──────── EXERCISE INPUTS

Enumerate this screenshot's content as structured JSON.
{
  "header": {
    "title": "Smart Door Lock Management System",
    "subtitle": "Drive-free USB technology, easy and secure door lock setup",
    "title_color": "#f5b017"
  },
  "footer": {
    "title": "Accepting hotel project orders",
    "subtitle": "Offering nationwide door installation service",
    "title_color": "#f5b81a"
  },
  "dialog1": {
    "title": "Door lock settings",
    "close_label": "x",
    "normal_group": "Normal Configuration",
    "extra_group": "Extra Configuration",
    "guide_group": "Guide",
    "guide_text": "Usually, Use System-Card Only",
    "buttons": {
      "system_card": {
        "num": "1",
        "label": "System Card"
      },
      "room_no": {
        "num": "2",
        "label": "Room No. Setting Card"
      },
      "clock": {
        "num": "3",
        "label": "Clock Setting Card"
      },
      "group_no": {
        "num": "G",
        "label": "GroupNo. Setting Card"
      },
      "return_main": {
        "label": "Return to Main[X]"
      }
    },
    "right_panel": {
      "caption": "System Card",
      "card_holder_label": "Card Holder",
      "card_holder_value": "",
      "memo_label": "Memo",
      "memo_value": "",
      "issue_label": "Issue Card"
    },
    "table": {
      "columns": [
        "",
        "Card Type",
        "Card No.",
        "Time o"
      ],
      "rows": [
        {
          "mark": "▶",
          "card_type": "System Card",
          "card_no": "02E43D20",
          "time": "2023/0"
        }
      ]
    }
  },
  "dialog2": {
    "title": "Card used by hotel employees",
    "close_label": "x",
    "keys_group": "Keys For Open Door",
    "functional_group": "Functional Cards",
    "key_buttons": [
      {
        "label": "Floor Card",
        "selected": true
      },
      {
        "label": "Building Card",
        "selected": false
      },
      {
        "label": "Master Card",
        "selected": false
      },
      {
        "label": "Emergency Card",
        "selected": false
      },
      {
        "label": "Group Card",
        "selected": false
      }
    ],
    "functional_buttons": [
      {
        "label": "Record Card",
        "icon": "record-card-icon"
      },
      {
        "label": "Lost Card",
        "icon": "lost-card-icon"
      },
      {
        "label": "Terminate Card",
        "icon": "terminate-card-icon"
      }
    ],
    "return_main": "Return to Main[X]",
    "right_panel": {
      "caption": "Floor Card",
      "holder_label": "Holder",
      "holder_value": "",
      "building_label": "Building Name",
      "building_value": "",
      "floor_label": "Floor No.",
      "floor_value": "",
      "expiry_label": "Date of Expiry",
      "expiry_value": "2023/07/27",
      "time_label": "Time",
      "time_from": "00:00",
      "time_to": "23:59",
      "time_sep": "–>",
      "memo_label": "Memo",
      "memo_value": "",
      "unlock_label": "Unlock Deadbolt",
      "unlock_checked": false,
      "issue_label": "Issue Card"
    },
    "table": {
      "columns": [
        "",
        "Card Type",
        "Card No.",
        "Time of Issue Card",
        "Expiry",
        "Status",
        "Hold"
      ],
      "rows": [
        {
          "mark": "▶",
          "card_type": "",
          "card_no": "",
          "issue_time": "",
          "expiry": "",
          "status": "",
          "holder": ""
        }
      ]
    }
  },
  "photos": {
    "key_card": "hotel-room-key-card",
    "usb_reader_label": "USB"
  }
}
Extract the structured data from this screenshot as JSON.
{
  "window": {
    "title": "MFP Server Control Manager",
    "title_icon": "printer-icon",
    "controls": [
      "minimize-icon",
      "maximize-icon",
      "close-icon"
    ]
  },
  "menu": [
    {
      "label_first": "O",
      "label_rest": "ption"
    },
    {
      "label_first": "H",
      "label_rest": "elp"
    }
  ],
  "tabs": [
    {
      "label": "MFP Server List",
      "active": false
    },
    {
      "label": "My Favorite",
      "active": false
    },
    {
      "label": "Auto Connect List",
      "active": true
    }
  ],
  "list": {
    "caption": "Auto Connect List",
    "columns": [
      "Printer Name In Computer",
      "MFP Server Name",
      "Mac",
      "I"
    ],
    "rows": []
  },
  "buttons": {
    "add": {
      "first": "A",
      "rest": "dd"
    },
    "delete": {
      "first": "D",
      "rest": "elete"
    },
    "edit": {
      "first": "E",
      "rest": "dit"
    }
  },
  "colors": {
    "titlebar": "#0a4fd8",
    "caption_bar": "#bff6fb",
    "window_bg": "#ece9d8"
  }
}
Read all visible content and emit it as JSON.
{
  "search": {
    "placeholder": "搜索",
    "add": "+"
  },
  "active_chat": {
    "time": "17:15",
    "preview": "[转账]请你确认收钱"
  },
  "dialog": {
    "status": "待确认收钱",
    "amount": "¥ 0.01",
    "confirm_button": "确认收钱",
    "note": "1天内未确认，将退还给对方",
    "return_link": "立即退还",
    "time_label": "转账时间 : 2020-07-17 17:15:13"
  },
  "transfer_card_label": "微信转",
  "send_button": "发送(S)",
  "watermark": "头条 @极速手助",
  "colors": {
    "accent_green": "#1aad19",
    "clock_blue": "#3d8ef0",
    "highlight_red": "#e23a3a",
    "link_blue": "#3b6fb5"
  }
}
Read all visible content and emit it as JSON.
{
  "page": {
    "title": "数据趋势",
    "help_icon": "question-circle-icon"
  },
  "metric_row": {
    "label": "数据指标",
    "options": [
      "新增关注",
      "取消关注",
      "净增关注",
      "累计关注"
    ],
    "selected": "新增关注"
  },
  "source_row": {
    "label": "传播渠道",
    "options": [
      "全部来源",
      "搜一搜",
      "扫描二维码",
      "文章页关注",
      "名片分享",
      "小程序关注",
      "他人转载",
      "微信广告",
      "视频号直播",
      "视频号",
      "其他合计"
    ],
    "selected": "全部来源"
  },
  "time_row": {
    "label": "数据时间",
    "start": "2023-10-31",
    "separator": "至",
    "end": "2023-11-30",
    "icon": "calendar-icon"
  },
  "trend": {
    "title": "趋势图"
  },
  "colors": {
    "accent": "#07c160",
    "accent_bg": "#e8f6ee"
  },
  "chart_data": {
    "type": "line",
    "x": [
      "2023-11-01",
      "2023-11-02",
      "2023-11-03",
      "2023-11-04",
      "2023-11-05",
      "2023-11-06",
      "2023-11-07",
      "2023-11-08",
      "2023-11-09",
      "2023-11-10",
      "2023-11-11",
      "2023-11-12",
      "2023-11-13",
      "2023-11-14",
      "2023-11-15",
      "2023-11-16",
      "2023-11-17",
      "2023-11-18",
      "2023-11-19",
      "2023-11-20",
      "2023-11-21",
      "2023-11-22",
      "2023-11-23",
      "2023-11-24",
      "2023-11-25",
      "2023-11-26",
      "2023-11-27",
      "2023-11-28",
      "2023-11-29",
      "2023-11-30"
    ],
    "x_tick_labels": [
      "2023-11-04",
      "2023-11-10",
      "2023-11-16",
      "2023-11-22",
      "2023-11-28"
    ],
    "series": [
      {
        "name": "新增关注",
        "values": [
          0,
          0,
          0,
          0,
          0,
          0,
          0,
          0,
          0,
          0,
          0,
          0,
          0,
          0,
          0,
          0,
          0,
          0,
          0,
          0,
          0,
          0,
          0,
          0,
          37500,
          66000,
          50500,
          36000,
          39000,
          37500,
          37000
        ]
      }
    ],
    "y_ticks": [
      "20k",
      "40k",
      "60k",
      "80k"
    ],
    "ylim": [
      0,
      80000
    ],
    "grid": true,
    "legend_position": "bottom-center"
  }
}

────────────────

**WHAT TO PRODUCE:** Retype the material in full. Each word must match.

**ANSWER IN FULL:**
Enumerate this screenshot's content as structured JSON.
{
  "header": {
    "title": "Smart Door Lock Management System",
    "subtitle": "Drive-free USB technology, easy and secure door lock setup",
    "title_color": "#f5b017"
  },
  "footer": {
    "title": "Accepting hotel project orders",
    "subtitle": "Offering nationwide door installation service",
    "title_color": "#f5b81a"
  },
  "dialog1": {
    "title": "Door lock settings",
    "close_label": "x",
    "normal_group": "Normal Configuration",
    "extra_group": "Extra Configuration",
    "guide_group": "Guide",
    "guide_text": "Usually, Use System-Card Only",
    "buttons": {
      "system_card": {
        "num": "1",
        "label": "System Card"
      },
      "room_no": {
        "num": "2",
        "label": "Room No. Setting Card"
      },
      "clock": {
        "num": "3",
        "label": "Clock Setting Card"
      },
      "group_no": {
        "num": "G",
        "label": "GroupNo. Setting Card"
      },
      "return_main": {
        "label": "Return to Main[X]"
      }
    },
    "right_panel": {
      "caption": "System Card",
      "card_holder_label": "Card Holder",
      "card_holder_value": "",
      "memo_label": "Memo",
      "memo_value": "",
      "issue_label": "Issue Card"
    },
    "table": {
      "columns": [
        "",
        "Card Type",
        "Card No.",
        "Time o"
      ],
      "rows": [
        {
          "mark": "▶",
          "card_type": "System Card",
          "card_no": "02E43D20",
          "time": "2023/0"
        }
      ]
    }
  },
  "dialog2": {
    "title": "Card used by hotel employees",
    "close_label": "x",
    "keys_group": "Keys For Open Door",
    "functional_group": "Functional Cards",
    "key_buttons": [
      {
        "label": "Floor Card",
        "selected": true
      },
      {
        "label": "Building Card",
        "selected": false
      },
      {
        "label": "Master Card",
        "selected": false
      },
      {
        "label": "Emergency Card",
        "selected": false
      },
      {
        "label": "Group Card",
        "selected": false
      }
    ],
    "functional_buttons": [
      {
        "label": "Record Card",
        "icon": "record-card-icon"
      },
      {
        "label": "Lost Card",
        "icon": "lost-card-icon"
      },
      {
        "label": "Terminate Card",
        "icon": "terminate-card-icon"
      }
    ],
    "return_main": "Return to Main[X]",
    "right_panel": {
      "caption": "Floor Card",
      "holder_label": "Holder",
      "holder_value": "",
      "building_label": "Building Name",
      "building_value": "",
      "floor_label": "Floor No.",
      "floor_value": "",
      "expiry_label": "Date of Expiry",
      "expiry_value": "2023/07/27",
      "time_label": "Time",
      "time_from": "00:00",
      "time_to": "23:59",
      "time_sep": "–>",
      "memo_label": "Memo",
      "memo_value": "",
      "unlock_label": "Unlock Deadbolt",
      "unlock_checked": false,
      "issue_label": "Issue Card"
    },
    "table": {
      "columns": [
        "",
        "Card Type",
        "Card No.",
        "Time of Issue Card",
        "Expiry",
        "Status",
        "Hold"
      ],
      "rows": [
        {
          "mark": "▶",
          "card_type": "",
          "card_no": "",
          "issue_time": "",
          "expiry": "",
          "status": "",
          "holder": ""
        }
      ]
    }
  },
  "photos": {
    "key_card": "hotel-room-key-card",
    "usb_reader_label": "USB"
  }
}
Extract the structured data from this screenshot as JSON.
{
  "window": {
    "title": "MFP Server Control Manager",
    "title_icon": "printer-icon",
    "controls": [
      "minimize-icon",
      "maximize-icon",
      "close-icon"
    ]
  },
  "menu": [
    {
      "label_first": "O",
      "label_rest": "ption"
    },
    {
      "label_first": "H",
      "label_rest": "elp"
    }
  ],
  "tabs": [
    {
      "label": "MFP Server List",
      "active": false
    },
    {
      "label": "My Favorite",
      "active": false
    },
    {
      "label": "Auto Connect List",
      "active": true
    }
  ],
  "list": {
    "caption": "Auto Connect List",
    "columns": [
      "Printer Name In Computer",
      "MFP Server Name",
      "Mac",
      "I"
    ],
    "rows": []
  },
  "buttons": {
    "add": {
      "first": "A",
      "rest": "dd"
    },
    "delete": {
      "first": "D",
      "rest": "elete"
    },
    "edit": {
      "first": "E",
      "rest": "dit"
    }
  },
  "colors": {
    "titlebar": "#0a4fd8",
    "caption_bar": "#bff6fb",
    "window_bg": "#ece9d8"
  }
}
Read all visible content and emit it as JSON.
{
  "search": {
    "placeholder": "搜索",
    "add": "+"
  },
  "active_chat": {
    "time": "17:15",
    "preview": "[转账]请你确认收钱"
  },
  "dialog": {
    "status": "待确认收钱",
    "amount": "¥ 0.01",
    "confirm_button": "确认收钱",
    "note": "1天内未确认，将退还给对方",
    "return_link": "立即退还",
    "time_label": "转账时间 : 2020-07-17 17:15:13"
  },
  "transfer_card_label": "微信转",
  "send_button": "发送(S)",
  "watermark": "头条 @极速手助",
  "colors": {
    "accent_green": "#1aad19",
    "clock_blue": "#3d8ef0",
    "highlight_red": "#e23a3a",
    "link_blue": "#3b6fb5"
  }
}
Read all visible content and emit it as JSON.
{
  "page": {
    "title": "数据趋势",
    "help_icon": "question-circle-icon"
  },
  "metric_row": {
    "label": "数据指标",
    "options": [
      "新增关注",
      "取消关注",
      "净增关注",
      "累计关注"
    ],
    "selected": "新增关注"
  },
  "source_row": {
    "label": "传播渠道",
    "options": [
      "全部来源",
      "搜一搜",
      "扫描二维码",
      "文章页关注",
      "名片分享",
      "小程序关注",
      "他人转载",
      "微信广告",
      "视频号直播",
      "视频号",
      "其他合计"
    ],
    "selected": "全部来源"
  },
  "time_row": {
    "label": "数据时间",
    "start": "2023-10-31",
    "separator": "至",
    "end": "2023-11-30",
    "icon": "calendar-icon"
  },
  "trend": {
    "title": "趋势图"
  },
  "colors": {
    "accent": "#07c160",
    "accent_bg": "#e8f6ee"
  },
  "chart_data": {
    "type": "line",
    "x": [
      "2023-11-01",
      "2023-11-02",
      "2023-11-03",
      "2023-11-04",
      "2023-11-05",
      "2023-11-06",
      "2023-11-07",
      "2023-11-08",
      "2023-11-09",
      "2023-11-10",
      "2023-11-11",
      "2023-11-12",
      "2023-11-13",
      "2023-11-14",
      "2023-11-15",
      "2023-11-16",
      "2023-11-17",
      "2023-11-18",
      "2023-11-19",
      "2023-11-20",
      "2023-11-21",
      "2023-11-22",
      "2023-11-23",
      "2023-11-24",
      "2023-11-25",
      "2023-11-26",
      "2023-11-27",
      "2023-11-28",
      "2023-11-29",
      "2023-11-30"
    ],
    "x_tick_labels": [
      "2023-11-04",
      "2023-11-10",
      "2023-11-16",
      "2023-11-22",
      "2023-11-28"
    ],
    "series": [
      {
        "name": "新增关注",
        "values": [
          0,
          0,
          0,
          0,
          0,
          0,
          0,
          0,
          0,
          0,
          0,
          0,
          0,
          0,
          0,
          0,
          0,
          0,
          0,
          0,
          0,
          0,
          0,
          0,
          37500,
          66000,
          50500,
          36000,
          39000,
          37500,
          37000
        ]
      }
    ],
    "y_ticks": [
      "20k",
      "40k",
      "60k",
      "80k"
    ],
    "ylim": [
      0,
      80000
    ],
    "grid": true,
    "legend_position": "bottom-center"
  }
}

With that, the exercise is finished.